■ What the task requires ■
Pull out every line in the data that has the string "funds" in it.

■ Data excerpts ■
▼

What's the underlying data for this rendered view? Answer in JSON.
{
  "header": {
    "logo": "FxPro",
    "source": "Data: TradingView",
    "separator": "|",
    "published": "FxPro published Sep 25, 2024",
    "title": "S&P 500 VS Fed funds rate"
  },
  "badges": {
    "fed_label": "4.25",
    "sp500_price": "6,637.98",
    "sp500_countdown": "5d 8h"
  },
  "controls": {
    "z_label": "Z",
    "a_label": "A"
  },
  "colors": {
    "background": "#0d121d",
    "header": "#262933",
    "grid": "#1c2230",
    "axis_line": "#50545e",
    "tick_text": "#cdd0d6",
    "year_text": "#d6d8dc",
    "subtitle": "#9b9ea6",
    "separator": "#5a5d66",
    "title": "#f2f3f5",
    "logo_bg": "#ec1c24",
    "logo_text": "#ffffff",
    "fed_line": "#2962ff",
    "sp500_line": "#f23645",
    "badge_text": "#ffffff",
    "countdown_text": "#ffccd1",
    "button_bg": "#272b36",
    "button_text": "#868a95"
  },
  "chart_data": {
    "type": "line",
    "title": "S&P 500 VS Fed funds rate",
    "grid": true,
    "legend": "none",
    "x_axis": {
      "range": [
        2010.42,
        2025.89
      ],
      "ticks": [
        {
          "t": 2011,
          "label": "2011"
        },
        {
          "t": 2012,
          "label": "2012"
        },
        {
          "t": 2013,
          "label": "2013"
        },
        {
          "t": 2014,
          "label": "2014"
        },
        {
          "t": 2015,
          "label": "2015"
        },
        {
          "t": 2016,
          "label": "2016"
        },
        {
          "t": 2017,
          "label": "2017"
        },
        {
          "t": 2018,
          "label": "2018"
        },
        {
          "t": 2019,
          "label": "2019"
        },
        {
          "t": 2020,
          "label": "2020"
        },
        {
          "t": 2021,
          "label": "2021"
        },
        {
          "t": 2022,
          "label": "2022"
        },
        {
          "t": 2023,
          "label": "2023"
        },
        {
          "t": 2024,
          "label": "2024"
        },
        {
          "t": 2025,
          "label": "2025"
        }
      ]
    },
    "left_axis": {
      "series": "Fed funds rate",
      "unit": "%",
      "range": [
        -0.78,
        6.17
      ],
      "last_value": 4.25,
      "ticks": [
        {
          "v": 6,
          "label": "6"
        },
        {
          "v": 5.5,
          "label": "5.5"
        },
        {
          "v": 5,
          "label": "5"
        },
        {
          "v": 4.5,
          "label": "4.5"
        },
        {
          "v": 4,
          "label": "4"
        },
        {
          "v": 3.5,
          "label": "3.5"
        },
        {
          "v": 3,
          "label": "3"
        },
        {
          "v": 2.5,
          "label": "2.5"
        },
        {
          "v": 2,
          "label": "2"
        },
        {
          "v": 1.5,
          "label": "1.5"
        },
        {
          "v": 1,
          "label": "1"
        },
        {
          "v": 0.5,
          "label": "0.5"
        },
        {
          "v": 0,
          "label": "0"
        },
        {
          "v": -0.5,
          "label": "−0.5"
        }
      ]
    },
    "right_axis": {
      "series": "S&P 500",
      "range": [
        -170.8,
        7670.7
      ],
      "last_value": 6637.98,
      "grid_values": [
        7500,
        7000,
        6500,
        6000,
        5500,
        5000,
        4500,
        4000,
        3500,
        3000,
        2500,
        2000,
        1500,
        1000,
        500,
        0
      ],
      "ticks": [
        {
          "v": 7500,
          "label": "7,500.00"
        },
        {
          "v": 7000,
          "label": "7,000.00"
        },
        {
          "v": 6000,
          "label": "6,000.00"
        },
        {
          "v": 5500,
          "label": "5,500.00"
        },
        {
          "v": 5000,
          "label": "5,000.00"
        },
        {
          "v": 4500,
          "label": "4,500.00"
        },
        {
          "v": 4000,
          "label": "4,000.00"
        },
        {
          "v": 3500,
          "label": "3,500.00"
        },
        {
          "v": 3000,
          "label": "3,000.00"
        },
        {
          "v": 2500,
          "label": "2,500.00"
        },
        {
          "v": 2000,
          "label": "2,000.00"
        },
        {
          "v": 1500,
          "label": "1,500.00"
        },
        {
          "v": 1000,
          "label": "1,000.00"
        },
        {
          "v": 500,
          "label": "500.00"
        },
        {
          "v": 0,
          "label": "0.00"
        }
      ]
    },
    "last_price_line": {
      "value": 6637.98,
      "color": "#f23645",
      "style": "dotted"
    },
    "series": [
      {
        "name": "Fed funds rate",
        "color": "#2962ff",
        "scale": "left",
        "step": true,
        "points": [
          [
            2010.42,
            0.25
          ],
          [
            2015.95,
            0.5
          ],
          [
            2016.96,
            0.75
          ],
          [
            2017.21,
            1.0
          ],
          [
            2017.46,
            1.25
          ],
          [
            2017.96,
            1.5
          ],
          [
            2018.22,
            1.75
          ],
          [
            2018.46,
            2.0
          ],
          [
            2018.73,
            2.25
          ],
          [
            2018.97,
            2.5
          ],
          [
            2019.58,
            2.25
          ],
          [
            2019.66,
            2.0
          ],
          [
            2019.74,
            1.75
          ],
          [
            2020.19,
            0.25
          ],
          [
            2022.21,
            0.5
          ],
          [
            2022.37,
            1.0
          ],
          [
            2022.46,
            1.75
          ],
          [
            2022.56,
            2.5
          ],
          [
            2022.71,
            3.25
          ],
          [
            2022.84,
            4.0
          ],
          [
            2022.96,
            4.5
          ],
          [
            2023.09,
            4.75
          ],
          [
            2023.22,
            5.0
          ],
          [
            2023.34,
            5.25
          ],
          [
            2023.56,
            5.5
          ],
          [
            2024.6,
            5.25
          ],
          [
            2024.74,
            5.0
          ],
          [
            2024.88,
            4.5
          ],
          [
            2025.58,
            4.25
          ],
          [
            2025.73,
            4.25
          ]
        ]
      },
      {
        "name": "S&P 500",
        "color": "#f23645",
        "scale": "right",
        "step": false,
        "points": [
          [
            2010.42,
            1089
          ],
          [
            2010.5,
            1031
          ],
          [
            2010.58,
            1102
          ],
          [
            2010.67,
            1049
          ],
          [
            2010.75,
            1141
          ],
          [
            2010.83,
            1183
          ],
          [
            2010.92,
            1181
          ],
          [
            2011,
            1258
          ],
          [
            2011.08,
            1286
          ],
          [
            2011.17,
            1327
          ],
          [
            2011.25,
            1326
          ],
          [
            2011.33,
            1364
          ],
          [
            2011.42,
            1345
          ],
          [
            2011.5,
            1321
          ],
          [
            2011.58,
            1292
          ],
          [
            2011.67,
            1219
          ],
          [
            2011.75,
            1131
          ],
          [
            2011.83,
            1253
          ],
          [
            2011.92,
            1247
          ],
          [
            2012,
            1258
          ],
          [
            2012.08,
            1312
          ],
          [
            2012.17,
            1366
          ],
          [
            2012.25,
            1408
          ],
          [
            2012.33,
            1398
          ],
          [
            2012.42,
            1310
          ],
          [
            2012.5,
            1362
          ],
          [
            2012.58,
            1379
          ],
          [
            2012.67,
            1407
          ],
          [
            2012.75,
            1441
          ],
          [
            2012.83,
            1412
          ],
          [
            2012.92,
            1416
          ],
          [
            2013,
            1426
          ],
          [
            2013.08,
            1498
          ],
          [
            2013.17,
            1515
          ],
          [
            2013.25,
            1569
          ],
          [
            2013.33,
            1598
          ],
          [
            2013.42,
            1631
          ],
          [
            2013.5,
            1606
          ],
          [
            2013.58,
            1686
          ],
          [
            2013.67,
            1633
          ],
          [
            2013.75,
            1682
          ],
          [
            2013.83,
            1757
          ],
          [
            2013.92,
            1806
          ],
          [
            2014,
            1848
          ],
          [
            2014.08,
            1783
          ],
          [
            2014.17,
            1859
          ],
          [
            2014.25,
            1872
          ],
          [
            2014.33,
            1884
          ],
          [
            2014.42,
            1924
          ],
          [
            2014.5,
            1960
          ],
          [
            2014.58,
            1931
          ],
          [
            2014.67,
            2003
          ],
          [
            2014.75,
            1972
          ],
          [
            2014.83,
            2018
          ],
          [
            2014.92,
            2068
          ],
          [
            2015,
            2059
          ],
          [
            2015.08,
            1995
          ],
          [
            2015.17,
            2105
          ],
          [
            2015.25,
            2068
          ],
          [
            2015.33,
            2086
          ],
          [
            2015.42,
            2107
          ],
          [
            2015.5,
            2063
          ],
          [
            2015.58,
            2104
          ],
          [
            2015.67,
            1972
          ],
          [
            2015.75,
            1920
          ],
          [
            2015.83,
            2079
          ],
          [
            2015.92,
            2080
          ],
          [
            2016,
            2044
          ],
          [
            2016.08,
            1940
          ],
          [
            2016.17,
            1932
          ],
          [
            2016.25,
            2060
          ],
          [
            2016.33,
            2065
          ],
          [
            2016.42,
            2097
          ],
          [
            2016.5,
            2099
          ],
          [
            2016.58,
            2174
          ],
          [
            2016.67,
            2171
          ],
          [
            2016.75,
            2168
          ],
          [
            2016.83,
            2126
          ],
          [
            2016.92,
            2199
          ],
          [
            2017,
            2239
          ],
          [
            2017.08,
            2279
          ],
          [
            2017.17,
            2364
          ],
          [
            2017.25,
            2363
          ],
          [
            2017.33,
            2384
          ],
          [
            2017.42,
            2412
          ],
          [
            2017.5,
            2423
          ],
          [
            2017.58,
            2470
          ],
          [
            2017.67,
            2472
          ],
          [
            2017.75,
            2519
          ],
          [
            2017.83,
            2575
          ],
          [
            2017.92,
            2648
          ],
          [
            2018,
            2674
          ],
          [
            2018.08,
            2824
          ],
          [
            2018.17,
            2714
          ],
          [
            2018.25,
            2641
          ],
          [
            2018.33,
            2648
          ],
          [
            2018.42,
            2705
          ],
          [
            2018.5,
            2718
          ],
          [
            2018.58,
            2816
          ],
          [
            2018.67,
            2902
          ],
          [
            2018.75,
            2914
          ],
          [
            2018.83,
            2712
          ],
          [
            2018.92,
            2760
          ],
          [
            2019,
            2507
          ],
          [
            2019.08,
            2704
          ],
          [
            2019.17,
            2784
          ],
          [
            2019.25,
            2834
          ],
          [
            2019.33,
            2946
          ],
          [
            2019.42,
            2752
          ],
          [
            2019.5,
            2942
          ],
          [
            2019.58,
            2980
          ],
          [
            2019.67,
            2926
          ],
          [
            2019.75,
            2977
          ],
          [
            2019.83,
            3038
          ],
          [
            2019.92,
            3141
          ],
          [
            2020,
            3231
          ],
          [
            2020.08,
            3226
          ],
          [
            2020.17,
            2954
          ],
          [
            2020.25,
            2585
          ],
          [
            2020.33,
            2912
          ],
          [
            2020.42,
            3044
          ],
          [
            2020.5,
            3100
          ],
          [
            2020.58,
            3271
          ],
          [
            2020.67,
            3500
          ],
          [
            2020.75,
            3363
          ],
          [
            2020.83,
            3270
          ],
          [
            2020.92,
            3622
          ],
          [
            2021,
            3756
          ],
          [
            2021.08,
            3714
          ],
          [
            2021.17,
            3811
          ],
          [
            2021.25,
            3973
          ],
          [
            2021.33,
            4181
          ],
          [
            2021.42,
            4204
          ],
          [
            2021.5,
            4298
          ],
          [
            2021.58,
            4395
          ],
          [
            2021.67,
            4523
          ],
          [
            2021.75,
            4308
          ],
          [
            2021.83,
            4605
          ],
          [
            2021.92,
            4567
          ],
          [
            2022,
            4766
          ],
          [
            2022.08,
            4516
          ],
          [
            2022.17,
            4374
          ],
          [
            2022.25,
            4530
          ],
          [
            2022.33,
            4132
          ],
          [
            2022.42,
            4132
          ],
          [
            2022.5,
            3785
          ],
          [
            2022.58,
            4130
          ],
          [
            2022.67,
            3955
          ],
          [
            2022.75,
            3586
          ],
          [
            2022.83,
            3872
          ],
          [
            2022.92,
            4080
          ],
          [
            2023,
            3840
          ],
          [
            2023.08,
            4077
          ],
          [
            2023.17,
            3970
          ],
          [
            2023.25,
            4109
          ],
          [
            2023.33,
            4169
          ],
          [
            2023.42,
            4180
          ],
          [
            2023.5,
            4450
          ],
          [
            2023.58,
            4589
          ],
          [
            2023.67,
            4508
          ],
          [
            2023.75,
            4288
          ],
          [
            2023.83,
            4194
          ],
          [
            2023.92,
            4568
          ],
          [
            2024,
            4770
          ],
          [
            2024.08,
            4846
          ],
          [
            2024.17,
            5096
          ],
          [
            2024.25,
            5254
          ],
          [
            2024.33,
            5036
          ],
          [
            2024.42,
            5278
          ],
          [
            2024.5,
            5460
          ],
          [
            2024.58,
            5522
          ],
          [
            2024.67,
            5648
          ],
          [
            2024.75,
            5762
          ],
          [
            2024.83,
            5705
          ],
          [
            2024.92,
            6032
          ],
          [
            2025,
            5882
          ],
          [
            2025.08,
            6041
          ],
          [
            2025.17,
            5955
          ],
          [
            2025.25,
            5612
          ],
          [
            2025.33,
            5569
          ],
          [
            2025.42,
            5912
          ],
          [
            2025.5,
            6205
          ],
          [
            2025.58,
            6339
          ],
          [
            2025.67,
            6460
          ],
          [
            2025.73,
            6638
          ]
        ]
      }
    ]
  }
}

▲

■ Exercise result ■
    "title": "S&P 500 VS Fed funds rate"
    "title": "S&P 500 VS Fed funds rate",
      "series": "Fed funds rate",
        "name": "Fed funds rate",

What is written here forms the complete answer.